- Opening Delimiter -
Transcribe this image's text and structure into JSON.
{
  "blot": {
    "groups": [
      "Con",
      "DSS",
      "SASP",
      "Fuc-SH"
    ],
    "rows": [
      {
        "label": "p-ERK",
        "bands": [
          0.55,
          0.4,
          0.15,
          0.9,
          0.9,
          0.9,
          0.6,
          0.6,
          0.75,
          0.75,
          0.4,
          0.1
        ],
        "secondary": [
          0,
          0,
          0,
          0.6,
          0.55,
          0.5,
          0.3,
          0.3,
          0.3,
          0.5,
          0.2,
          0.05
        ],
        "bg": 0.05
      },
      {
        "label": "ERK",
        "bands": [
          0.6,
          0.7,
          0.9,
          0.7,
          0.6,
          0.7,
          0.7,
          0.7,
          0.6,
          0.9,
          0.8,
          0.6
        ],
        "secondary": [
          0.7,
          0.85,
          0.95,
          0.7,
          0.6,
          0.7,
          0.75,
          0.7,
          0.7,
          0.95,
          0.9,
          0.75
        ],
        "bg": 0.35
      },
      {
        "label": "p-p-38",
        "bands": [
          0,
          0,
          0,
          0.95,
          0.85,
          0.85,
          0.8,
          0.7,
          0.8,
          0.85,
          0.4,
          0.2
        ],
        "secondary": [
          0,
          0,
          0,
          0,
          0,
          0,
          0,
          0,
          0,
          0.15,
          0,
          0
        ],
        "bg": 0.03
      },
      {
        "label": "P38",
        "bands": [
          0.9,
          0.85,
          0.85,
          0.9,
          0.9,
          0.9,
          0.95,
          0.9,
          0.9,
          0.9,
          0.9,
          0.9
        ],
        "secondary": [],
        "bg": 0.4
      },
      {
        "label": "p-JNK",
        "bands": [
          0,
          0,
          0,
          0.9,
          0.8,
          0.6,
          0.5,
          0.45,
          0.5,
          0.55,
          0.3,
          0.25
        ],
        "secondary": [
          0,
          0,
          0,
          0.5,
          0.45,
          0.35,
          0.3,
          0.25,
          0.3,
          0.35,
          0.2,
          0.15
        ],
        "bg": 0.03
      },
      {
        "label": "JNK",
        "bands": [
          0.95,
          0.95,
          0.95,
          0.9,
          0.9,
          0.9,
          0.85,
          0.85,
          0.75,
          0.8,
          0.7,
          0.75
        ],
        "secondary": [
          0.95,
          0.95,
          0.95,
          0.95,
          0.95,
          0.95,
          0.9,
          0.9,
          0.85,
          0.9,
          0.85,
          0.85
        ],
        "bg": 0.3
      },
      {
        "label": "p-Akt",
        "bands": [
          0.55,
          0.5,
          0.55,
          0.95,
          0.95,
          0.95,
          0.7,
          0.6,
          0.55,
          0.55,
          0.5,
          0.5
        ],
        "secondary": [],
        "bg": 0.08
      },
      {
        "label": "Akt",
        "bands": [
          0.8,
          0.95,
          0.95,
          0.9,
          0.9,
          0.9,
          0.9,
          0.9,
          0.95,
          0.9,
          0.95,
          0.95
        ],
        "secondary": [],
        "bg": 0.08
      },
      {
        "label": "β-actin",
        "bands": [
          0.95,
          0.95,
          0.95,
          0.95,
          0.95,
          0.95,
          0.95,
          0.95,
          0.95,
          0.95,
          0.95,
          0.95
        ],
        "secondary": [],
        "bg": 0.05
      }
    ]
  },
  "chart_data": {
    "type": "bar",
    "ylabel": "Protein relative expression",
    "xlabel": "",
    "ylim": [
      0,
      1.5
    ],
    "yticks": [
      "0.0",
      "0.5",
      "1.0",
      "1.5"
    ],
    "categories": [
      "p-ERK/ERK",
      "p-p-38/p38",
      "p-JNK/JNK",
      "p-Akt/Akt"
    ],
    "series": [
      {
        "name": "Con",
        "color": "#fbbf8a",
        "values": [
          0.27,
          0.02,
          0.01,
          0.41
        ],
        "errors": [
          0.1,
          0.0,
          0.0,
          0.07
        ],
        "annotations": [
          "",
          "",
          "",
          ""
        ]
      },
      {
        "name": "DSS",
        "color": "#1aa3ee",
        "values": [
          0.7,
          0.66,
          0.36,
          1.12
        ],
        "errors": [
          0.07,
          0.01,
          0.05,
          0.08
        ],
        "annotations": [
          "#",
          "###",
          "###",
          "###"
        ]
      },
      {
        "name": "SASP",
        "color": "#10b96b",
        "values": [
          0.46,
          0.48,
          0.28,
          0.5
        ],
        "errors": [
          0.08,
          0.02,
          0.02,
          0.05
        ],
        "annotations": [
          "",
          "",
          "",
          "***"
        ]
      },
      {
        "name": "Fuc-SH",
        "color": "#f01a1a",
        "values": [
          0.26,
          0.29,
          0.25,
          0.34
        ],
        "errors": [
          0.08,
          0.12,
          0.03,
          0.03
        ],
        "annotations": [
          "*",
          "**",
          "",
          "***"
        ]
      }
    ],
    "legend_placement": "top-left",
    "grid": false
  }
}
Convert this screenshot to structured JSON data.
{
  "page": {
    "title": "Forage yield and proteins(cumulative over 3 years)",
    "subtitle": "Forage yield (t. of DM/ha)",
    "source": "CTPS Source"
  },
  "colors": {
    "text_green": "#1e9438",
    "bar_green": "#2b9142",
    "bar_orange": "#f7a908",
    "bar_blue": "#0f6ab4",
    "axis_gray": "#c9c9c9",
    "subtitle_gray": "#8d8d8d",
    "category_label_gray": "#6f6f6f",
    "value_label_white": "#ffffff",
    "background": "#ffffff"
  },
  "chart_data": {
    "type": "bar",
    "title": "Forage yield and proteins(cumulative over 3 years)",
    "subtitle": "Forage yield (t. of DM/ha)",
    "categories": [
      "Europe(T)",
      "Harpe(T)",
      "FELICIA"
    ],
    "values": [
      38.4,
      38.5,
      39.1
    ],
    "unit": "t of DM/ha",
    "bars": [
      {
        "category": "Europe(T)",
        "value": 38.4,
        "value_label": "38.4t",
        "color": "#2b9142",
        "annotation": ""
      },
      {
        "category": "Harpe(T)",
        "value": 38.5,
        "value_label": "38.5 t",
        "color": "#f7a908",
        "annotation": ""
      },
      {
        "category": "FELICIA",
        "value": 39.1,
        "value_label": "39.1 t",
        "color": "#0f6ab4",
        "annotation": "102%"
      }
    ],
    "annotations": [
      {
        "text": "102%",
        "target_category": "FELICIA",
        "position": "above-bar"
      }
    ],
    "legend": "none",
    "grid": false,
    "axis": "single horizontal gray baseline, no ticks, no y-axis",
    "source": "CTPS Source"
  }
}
- Closing Delimiter -
Check each line of the entries above for the word "ffffff". List the ones that have it.

    "value_label_white": "#ffffff",
    "background": "#ffffff"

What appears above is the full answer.